## PROBLEM TO SOLVE
Only the number is needed: how many lines contain the word "процента"?

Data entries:
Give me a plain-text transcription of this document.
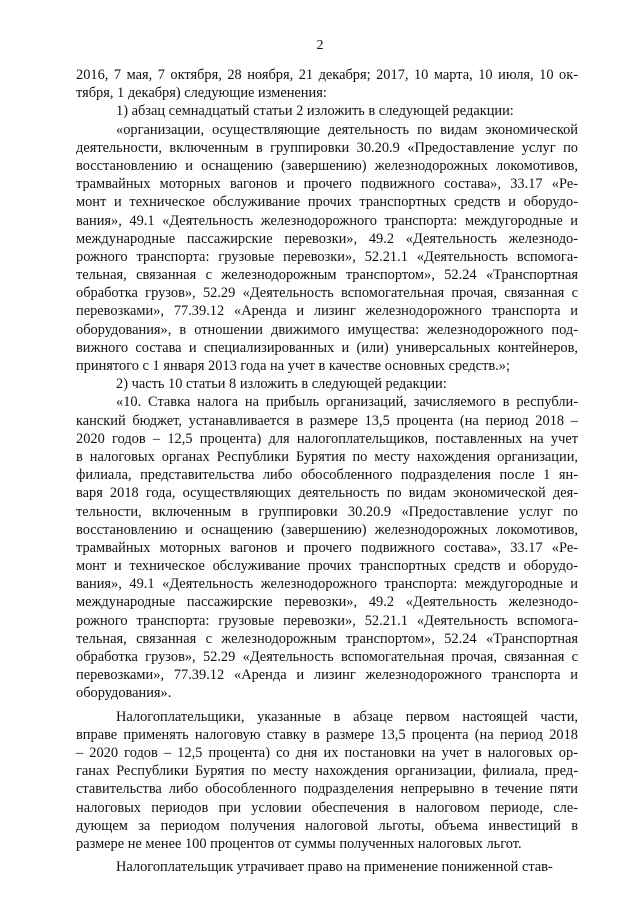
2
2016, 7 мая, 7 октября, 28 ноября, 21 декабря; 2017, 10 марта, 10 июля, 10 ок-
тября, 1 декабря) следующие изменения:
1) абзац семнадцатый статьи 2 изложить в следующей редакции:
«организации, осуществляющие деятельность по видам экономической
деятельности, включенным в группировки 30.20.9 «Предоставление услуг по
восстановлению и оснащению (завершению) железнодорожных локомотивов,
трамвайных моторных вагонов и прочего подвижного состава», 33.17 «Ре-
монт и техническое обслуживание прочих транспортных средств и оборудо-
вания», 49.1 «Деятельность железнодорожного транспорта: междугородные и
международные пассажирские перевозки», 49.2 «Деятельность железнодо-
рожного транспорта: грузовые перевозки», 52.21.1 «Деятельность вспомога-
тельная, связанная с железнодорожным транспортом», 52.24 «Транспортная
обработка грузов», 52.29 «Деятельность вспомогательная прочая, связанная с
перевозками», 77.39.12 «Аренда и лизинг железнодорожного транспорта и
оборудования», в отношении движимого имущества: железнодорожного под-
вижного состава и специализированных и (или) универсальных контейнеров,
принятого с 1 января 2013 года на учет в качестве основных средств.»;
2) часть 10 статьи 8 изложить в следующей редакции:
«10. Ставка налога на прибыль организаций, зачисляемого в республи-
канский бюджет, устанавливается в размере 13,5 процента (на период 2018 –
2020 годов – 12,5 процента) для налогоплательщиков, поставленных на учет
в налоговых органах Республики Бурятия по месту нахождения организации,
филиала, представительства либо обособленного подразделения после 1 ян-
варя 2018 года, осуществляющих деятельность по видам экономической дея-
тельности, включенным в группировки 30.20.9 «Предоставление услуг по
восстановлению и оснащению (завершению) железнодорожных локомотивов,
трамвайных моторных вагонов и прочего подвижного состава», 33.17 «Ре-
монт и техническое обслуживание прочих транспортных средств и оборудо-
вания», 49.1 «Деятельность железнодорожного транспорта: междугородные и
международные пассажирские перевозки», 49.2 «Деятельность железнодо-
рожного транспорта: грузовые перевозки», 52.21.1 «Деятельность вспомога-
тельная, связанная с железнодорожным транспортом», 52.24 «Транспортная
обработка грузов», 52.29 «Деятельность вспомогательная прочая, связанная с
перевозками», 77.39.12 «Аренда и лизинг железнодорожного транспорта и
оборудования».
Налогоплательщики, указанные в абзаце первом настоящей части,
вправе применять налоговую ставку в размере 13,5 процента (на период 2018
– 2020 годов – 12,5 процента) со дня их постановки на учет в налоговых ор-
ганах Республики Бурятия по месту нахождения организации, филиала, пред-
ставительства либо обособленного подразделения непрерывно в течение пяти
налоговых периодов при условии обеспечения в налоговом периоде, сле-
дующем за периодом получения налоговой льготы, объема инвестиций в
размере не менее 100 процентов от суммы полученных налоговых льгот.
Налогоплательщик утрачивает право на применение пониженной став-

## THE OUTPUT
4